[BEGIN Material supplied]

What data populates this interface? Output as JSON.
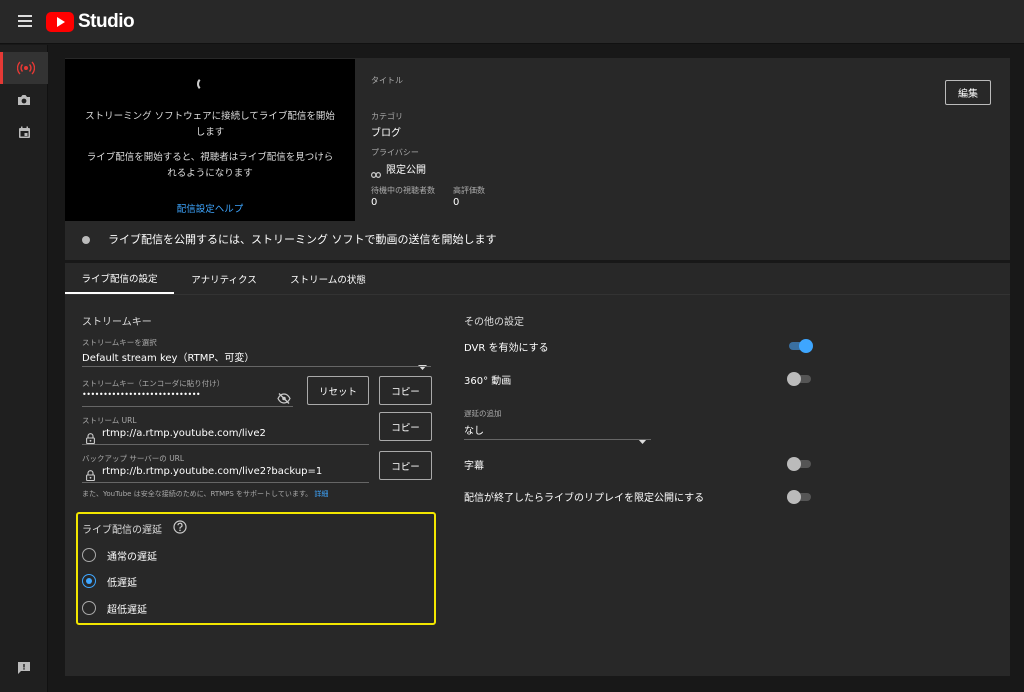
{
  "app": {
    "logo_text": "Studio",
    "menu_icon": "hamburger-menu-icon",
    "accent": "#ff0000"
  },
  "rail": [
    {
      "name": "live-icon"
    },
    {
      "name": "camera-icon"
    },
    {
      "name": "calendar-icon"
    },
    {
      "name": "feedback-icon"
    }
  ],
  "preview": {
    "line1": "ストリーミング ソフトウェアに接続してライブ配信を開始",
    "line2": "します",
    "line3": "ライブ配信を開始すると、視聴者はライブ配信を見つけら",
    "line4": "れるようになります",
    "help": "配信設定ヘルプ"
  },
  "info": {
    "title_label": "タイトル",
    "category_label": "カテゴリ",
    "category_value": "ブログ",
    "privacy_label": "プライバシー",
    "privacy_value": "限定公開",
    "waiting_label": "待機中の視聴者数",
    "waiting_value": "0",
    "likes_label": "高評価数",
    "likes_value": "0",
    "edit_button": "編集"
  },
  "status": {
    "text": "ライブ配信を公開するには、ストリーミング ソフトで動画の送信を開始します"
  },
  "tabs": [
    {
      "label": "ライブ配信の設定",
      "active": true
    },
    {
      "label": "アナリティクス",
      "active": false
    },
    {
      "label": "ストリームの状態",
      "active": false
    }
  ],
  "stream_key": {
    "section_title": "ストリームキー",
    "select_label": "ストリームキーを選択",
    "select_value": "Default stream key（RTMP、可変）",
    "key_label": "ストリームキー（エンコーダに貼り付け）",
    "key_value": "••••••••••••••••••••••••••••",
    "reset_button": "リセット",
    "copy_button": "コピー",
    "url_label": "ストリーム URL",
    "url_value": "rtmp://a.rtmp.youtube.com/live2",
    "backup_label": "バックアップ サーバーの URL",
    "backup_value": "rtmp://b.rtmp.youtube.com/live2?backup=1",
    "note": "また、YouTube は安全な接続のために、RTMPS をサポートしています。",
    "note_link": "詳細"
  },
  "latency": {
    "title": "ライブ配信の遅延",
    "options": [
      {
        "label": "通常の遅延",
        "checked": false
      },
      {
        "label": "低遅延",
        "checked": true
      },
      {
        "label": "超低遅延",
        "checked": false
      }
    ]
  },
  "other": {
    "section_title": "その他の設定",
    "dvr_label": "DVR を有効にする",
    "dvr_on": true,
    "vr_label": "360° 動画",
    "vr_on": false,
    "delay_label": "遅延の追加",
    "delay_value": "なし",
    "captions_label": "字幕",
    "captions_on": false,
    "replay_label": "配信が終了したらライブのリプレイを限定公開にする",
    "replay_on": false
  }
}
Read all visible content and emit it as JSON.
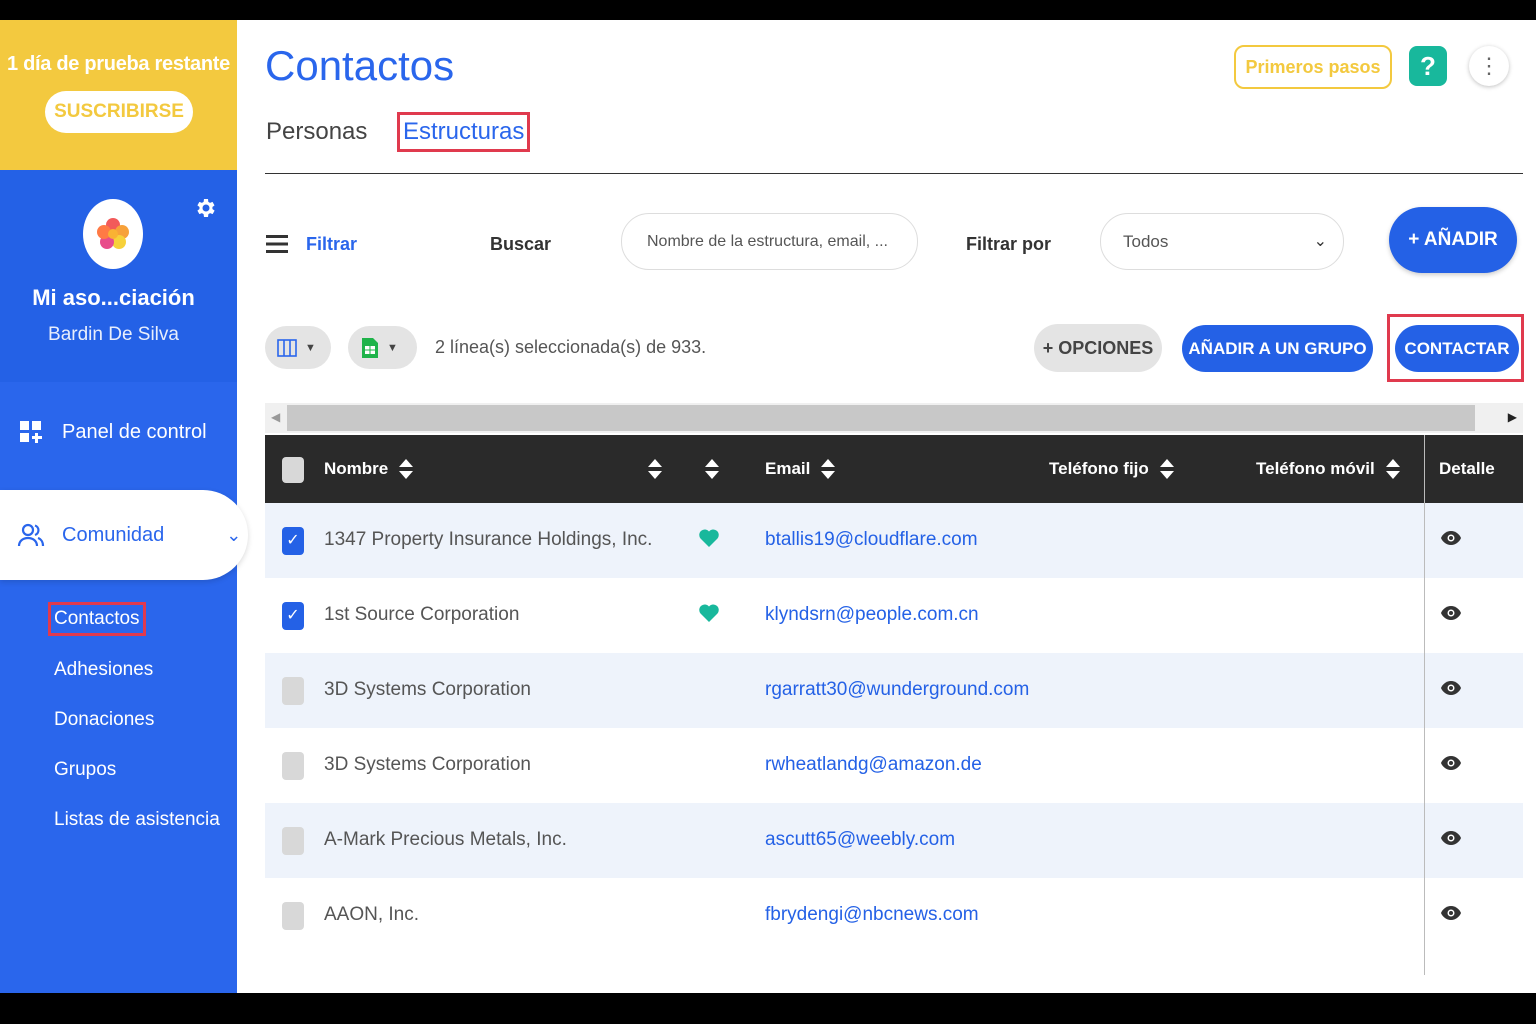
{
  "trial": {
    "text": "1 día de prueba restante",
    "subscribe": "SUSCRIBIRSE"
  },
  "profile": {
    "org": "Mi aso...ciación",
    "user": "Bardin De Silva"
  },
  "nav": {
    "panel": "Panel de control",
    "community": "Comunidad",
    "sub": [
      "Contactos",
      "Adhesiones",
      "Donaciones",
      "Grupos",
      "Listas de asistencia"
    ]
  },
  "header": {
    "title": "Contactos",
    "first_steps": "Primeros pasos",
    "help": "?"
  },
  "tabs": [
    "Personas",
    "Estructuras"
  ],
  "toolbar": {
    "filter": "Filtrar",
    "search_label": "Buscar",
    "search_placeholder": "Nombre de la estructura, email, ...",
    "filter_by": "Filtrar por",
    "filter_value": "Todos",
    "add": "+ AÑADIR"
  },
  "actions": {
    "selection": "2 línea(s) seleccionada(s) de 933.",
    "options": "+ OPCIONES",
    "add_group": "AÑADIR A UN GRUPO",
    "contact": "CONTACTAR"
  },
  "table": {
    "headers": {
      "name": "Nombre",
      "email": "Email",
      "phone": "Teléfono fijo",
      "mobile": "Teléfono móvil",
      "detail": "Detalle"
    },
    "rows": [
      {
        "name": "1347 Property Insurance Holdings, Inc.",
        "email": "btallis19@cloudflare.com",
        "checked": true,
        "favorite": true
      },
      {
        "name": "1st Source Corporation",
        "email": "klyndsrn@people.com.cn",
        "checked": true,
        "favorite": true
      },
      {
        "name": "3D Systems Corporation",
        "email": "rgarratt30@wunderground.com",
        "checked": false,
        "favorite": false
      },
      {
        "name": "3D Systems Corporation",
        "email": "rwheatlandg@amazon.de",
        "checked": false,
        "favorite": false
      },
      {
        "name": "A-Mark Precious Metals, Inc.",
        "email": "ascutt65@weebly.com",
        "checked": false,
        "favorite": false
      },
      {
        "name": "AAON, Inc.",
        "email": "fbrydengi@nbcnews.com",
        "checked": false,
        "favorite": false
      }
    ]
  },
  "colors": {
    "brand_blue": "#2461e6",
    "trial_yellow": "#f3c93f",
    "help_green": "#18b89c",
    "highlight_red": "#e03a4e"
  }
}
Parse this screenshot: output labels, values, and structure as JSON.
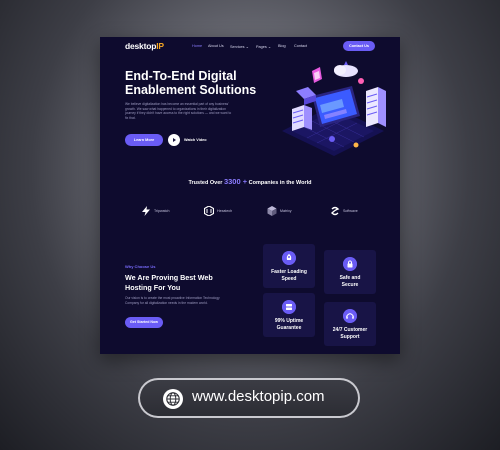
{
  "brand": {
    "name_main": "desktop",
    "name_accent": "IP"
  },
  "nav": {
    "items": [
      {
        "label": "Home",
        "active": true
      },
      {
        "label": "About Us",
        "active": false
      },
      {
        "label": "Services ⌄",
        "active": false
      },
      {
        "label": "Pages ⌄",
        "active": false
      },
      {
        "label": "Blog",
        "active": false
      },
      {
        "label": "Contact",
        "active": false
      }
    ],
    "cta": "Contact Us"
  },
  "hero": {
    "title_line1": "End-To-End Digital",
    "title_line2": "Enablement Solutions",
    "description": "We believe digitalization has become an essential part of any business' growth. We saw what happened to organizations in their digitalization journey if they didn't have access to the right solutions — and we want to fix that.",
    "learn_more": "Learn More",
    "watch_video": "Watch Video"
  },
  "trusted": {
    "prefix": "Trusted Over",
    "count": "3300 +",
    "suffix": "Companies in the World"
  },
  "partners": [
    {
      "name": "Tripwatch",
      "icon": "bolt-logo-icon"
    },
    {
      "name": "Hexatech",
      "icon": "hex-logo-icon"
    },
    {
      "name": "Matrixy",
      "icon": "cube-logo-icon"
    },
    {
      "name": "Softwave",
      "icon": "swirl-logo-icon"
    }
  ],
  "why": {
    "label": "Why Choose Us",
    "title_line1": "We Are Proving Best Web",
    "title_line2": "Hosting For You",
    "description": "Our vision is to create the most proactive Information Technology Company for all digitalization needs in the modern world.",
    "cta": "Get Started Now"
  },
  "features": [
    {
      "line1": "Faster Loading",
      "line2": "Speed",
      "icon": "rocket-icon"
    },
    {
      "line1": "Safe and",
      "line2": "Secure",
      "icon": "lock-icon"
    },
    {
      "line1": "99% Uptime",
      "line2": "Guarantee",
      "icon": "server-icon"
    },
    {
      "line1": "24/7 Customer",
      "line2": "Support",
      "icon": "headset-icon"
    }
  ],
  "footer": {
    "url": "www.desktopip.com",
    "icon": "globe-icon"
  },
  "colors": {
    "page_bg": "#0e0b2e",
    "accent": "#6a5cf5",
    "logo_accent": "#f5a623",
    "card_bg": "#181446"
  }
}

[END Material supplied]

# [Instructions to follow]
Return all of the data exactly as written, and drop the pictures.

# [Expected output]
What data populates this interface? Output as JSON.
{
  "app": {
    "logo_text": "Studio",
    "menu_icon": "hamburger-menu-icon",
    "accent": "#ff0000"
  },
  "rail": [
    {
      "name": "live-icon"
    },
    {
      "name": "camera-icon"
    },
    {
      "name": "calendar-icon"
    },
    {
      "name": "feedback-icon"
    }
  ],
  "preview": {
    "line1": "ストリーミング ソフトウェアに接続してライブ配信を開始",
    "line2": "します",
    "line3": "ライブ配信を開始すると、視聴者はライブ配信を見つけら",
    "line4": "れるようになります",
    "help": "配信設定ヘルプ"
  },
  "info": {
    "title_label": "タイトル",
    "category_label": "カテゴリ",
    "category_value": "ブログ",
    "privacy_label": "プライバシー",
    "privacy_value": "限定公開",
    "waiting_label": "待機中の視聴者数",
    "waiting_value": "0",
    "likes_label": "高評価数",
    "likes_value": "0",
    "edit_button": "編集"
  },
  "status": {
    "text": "ライブ配信を公開するには、ストリーミング ソフトで動画の送信を開始します"
  },
  "tabs": [
    {
      "label": "ライブ配信の設定",
      "active": true
    },
    {
      "label": "アナリティクス",
      "active": false
    },
    {
      "label": "ストリームの状態",
      "active": false
    }
  ],
  "stream_key": {
    "section_title": "ストリームキー",
    "select_label": "ストリームキーを選択",
    "select_value": "Default stream key（RTMP、可変）",
    "key_label": "ストリームキー（エンコーダに貼り付け）",
    "key_value": "••••••••••••••••••••••••••••",
    "reset_button": "リセット",
    "copy_button": "コピー",
    "url_label": "ストリーム URL",
    "url_value": "rtmp://a.rtmp.youtube.com/live2",
    "backup_label": "バックアップ サーバーの URL",
    "backup_value": "rtmp://b.rtmp.youtube.com/live2?backup=1",
    "note": "また、YouTube は安全な接続のために、RTMPS をサポートしています。",
    "note_link": "詳細"
  },
  "latency": {
    "title": "ライブ配信の遅延",
    "options": [
      {
        "label": "通常の遅延",
        "checked": false
      },
      {
        "label": "低遅延",
        "checked": true
      },
      {
        "label": "超低遅延",
        "checked": false
      }
    ]
  },
  "other": {
    "section_title": "その他の設定",
    "dvr_label": "DVR を有効にする",
    "dvr_on": true,
    "vr_label": "360° 動画",
    "vr_on": false,
    "delay_label": "遅延の追加",
    "delay_value": "なし",
    "captions_label": "字幕",
    "captions_on": false,
    "replay_label": "配信が終了したらライブのリプレイを限定公開にする",
    "replay_on": false
  }
}
Read all visible content and emit it as JSON.
{
  "trial": {
    "text": "1 día de prueba restante",
    "subscribe": "SUSCRIBIRSE"
  },
  "profile": {
    "org": "Mi aso...ciación",
    "user": "Bardin De Silva"
  },
  "nav": {
    "panel": "Panel de control",
    "community": "Comunidad",
    "sub": [
      "Contactos",
      "Adhesiones",
      "Donaciones",
      "Grupos",
      "Listas de asistencia"
    ]
  },
  "header": {
    "title": "Contactos",
    "first_steps": "Primeros pasos",
    "help": "?"
  },
  "tabs": [
    "Personas",
    "Estructuras"
  ],
  "toolbar": {
    "filter": "Filtrar",
    "search_label": "Buscar",
    "search_placeholder": "Nombre de la estructura, email, ...",
    "filter_by": "Filtrar por",
    "filter_value": "Todos",
    "add": "+ AÑADIR"
  },
  "actions": {
    "selection": "2 línea(s) seleccionada(s) de 933.",
    "options": "+ OPCIONES",
    "add_group": "AÑADIR A UN GRUPO",
    "contact": "CONTACTAR"
  },
  "table": {
    "headers": {
      "name": "Nombre",
      "email": "Email",
      "phone": "Teléfono fijo",
      "mobile": "Teléfono móvil",
      "detail": "Detalle"
    },
    "rows": [
      {
        "name": "1347 Property Insurance Holdings, Inc.",
        "email": "btallis19@cloudflare.com",
        "checked": true,
        "favorite": true
      },
      {
        "name": "1st Source Corporation",
        "email": "klyndsrn@people.com.cn",
        "checked": true,
        "favorite": true
      },
      {
        "name": "3D Systems Corporation",
        "email": "rgarratt30@wunderground.com",
        "checked": false,
        "favorite": false
      },
      {
        "name": "3D Systems Corporation",
        "email": "rwheatlandg@amazon.de",
        "checked": false,
        "favorite": false
      },
      {
        "name": "A-Mark Precious Metals, Inc.",
        "email": "ascutt65@weebly.com",
        "checked": false,
        "favorite": false
      },
      {
        "name": "AAON, Inc.",
        "email": "fbrydengi@nbcnews.com",
        "checked": false,
        "favorite": false
      }
    ]
  },
  "colors": {
    "brand_blue": "#2461e6",
    "trial_yellow": "#f3c93f",
    "help_green": "#18b89c",
    "highlight_red": "#e03a4e"
  }
}
Parse this screenshot: output labels, values, and structure as JSON.
{
  "brand": {
    "name_main": "desktop",
    "name_accent": "IP"
  },
  "nav": {
    "items": [
      {
        "label": "Home",
        "active": true
      },
      {
        "label": "About Us",
        "active": false
      },
      {
        "label": "Services ⌄",
        "active": false
      },
      {
        "label": "Pages ⌄",
        "active": false
      },
      {
        "label": "Blog",
        "active": false
      },
      {
        "label": "Contact",
        "active": false
      }
    ],
    "cta": "Contact Us"
  },
  "hero": {
    "title_line1": "End-To-End Digital",
    "title_line2": "Enablement Solutions",
    "description": "We believe digitalization has become an essential part of any business' growth. We saw what happened to organizations in their digitalization journey if they didn't have access to the right solutions — and we want to fix that.",
    "learn_more": "Learn More",
    "watch_video": "Watch Video"
  },
  "trusted": {
    "prefix": "Trusted Over",
    "count": "3300 +",
    "suffix": "Companies in the World"
  },
  "partners": [
    {
      "name": "Tripwatch",
      "icon": "bolt-logo-icon"
    },
    {
      "name": "Hexatech",
      "icon": "hex-logo-icon"
    },
    {
      "name": "Matrixy",
      "icon": "cube-logo-icon"
    },
    {
      "name": "Softwave",
      "icon": "swirl-logo-icon"
    }
  ],
  "why": {
    "label": "Why Choose Us",
    "title_line1": "We Are Proving Best Web",
    "title_line2": "Hosting For You",
    "description": "Our vision is to create the most proactive Information Technology Company for all digitalization needs in the modern world.",
    "cta": "Get Started Now"
  },
  "features": [
    {
      "line1": "Faster Loading",
      "line2": "Speed",
      "icon": "rocket-icon"
    },
    {
      "line1": "Safe and",
      "line2": "Secure",
      "icon": "lock-icon"
    },
    {
      "line1": "99% Uptime",
      "line2": "Guarantee",
      "icon": "server-icon"
    },
    {
      "line1": "24/7 Customer",
      "line2": "Support",
      "icon": "headset-icon"
    }
  ],
  "footer": {
    "url": "www.desktopip.com",
    "icon": "globe-icon"
  },
  "colors": {
    "page_bg": "#0e0b2e",
    "accent": "#6a5cf5",
    "logo_accent": "#f5a623",
    "card_bg": "#181446"
  }
}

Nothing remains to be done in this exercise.